Chart and figure data
____________
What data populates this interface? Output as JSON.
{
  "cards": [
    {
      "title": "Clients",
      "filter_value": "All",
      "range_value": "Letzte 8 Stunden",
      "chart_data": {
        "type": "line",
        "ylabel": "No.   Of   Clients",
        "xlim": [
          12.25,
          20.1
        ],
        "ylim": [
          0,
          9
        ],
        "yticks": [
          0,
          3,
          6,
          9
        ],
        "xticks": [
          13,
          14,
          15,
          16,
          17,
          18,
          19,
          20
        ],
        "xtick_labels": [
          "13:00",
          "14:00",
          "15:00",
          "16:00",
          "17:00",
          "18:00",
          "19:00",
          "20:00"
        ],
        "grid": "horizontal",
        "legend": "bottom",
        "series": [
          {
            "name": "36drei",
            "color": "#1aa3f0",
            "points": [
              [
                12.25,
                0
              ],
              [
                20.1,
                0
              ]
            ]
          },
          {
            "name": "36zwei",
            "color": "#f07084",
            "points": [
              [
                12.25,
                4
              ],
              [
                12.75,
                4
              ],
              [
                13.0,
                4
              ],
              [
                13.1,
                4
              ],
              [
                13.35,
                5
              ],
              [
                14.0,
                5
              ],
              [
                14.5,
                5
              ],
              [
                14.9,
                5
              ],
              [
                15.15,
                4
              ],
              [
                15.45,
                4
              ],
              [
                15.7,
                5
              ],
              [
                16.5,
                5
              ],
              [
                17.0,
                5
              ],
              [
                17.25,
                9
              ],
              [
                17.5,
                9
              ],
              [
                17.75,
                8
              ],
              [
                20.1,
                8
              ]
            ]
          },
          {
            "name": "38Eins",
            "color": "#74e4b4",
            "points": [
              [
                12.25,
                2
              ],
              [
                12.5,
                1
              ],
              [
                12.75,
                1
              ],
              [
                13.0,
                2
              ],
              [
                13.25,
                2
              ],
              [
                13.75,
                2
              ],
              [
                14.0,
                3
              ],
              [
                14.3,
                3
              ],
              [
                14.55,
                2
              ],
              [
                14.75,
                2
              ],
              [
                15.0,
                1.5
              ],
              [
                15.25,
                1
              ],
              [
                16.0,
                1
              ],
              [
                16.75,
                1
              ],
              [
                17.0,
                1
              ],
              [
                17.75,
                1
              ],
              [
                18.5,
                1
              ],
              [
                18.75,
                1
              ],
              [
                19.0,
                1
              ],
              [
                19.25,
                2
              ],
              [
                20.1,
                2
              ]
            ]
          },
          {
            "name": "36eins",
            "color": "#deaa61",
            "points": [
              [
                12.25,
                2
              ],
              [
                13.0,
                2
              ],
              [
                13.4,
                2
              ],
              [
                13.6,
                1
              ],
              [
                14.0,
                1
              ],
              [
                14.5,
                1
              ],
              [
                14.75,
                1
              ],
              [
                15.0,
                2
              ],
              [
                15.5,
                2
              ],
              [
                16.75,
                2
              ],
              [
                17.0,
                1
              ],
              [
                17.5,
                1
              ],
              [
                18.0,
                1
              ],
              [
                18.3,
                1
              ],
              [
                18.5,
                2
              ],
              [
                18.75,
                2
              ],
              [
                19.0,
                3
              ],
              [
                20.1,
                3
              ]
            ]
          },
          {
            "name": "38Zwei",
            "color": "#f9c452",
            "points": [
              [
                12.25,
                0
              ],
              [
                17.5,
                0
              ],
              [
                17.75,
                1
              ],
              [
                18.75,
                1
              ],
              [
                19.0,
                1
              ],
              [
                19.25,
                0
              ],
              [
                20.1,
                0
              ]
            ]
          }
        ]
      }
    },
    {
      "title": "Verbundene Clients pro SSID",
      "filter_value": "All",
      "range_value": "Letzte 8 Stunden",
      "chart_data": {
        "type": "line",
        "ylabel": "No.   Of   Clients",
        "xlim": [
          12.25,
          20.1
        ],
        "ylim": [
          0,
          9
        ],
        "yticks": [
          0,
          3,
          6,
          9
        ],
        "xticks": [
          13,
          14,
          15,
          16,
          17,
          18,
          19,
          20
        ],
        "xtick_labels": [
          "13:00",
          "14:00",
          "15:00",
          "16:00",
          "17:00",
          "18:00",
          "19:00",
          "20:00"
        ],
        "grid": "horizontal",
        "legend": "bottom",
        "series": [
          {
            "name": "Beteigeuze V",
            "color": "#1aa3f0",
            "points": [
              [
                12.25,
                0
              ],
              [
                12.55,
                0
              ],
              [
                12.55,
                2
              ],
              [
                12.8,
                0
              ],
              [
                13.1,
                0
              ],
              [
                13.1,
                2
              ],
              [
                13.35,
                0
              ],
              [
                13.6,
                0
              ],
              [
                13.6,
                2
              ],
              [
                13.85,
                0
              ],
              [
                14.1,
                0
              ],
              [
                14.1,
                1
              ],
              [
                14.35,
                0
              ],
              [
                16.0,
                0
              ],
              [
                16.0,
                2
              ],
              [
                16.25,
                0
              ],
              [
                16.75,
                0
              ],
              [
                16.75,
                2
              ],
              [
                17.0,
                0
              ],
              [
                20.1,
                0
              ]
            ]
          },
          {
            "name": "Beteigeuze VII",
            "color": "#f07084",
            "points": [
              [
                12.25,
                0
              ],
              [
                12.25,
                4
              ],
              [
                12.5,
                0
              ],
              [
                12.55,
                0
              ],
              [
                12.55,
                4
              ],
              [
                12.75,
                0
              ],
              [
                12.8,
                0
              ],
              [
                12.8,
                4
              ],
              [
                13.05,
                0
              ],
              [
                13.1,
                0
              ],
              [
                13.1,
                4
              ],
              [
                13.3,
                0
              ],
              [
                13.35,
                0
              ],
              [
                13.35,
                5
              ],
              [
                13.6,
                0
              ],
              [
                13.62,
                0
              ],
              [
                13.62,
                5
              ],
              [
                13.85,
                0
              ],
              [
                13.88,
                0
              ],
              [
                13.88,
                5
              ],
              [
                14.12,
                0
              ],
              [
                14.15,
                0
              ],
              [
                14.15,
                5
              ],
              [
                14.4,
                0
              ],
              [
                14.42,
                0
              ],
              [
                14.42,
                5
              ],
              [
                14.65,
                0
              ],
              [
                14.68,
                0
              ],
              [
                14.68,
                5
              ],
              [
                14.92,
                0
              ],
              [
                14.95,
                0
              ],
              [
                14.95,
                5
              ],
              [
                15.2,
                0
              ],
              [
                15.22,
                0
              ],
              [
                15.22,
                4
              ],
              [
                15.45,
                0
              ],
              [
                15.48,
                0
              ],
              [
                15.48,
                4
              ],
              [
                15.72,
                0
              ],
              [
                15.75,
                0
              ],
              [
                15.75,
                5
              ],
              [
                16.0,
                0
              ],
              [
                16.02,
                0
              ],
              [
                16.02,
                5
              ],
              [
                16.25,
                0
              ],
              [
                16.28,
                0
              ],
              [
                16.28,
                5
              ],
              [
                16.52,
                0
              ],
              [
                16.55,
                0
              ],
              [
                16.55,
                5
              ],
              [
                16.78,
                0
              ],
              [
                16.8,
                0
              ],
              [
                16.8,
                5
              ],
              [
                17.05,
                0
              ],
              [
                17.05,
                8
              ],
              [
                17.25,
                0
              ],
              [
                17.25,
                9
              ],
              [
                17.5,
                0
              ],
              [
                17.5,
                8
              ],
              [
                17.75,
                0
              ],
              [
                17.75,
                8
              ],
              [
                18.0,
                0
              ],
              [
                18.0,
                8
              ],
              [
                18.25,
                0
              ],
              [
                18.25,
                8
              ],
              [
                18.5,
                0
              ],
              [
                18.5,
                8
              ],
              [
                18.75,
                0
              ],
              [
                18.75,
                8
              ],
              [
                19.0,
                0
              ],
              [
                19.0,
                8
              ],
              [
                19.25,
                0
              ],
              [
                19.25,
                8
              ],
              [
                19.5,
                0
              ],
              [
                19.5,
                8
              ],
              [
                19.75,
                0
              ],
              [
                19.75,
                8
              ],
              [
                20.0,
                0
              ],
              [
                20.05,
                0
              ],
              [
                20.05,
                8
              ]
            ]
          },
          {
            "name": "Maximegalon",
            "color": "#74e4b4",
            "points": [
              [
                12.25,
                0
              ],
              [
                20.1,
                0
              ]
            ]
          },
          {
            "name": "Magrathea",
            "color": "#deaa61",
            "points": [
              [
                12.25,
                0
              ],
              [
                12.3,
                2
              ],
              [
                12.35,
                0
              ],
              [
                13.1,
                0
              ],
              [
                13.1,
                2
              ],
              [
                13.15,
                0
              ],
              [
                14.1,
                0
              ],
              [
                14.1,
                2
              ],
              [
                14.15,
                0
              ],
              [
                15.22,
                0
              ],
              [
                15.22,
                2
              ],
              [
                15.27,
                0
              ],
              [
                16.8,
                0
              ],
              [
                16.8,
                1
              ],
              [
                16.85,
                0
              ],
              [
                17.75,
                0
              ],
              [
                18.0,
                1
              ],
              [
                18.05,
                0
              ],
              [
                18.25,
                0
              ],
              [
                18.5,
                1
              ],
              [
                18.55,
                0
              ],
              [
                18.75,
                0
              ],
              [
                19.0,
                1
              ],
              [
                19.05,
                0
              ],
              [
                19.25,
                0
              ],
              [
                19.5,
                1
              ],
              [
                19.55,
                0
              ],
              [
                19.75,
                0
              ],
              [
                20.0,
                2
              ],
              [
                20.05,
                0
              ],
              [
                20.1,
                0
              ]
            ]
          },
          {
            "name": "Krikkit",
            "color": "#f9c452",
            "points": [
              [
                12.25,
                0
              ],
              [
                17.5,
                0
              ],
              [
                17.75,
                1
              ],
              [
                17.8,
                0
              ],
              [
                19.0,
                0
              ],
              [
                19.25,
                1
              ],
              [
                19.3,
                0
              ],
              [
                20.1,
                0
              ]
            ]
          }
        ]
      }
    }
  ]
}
____________
- **BRIEF**
Where a line holds "name", copy it out.

- **SOLUTION FOR THIS EXERCISE**
            "name": "36drei",
            "name": "36zwei",
            "name": "38Eins",
            "name": "36eins",
            "name": "38Zwei",
            "name": "Beteigeuze V",
            "name": "Beteigeuze VII",
            "name": "Maximegalon",
            "name": "Magrathea",
            "name": "Krikkit",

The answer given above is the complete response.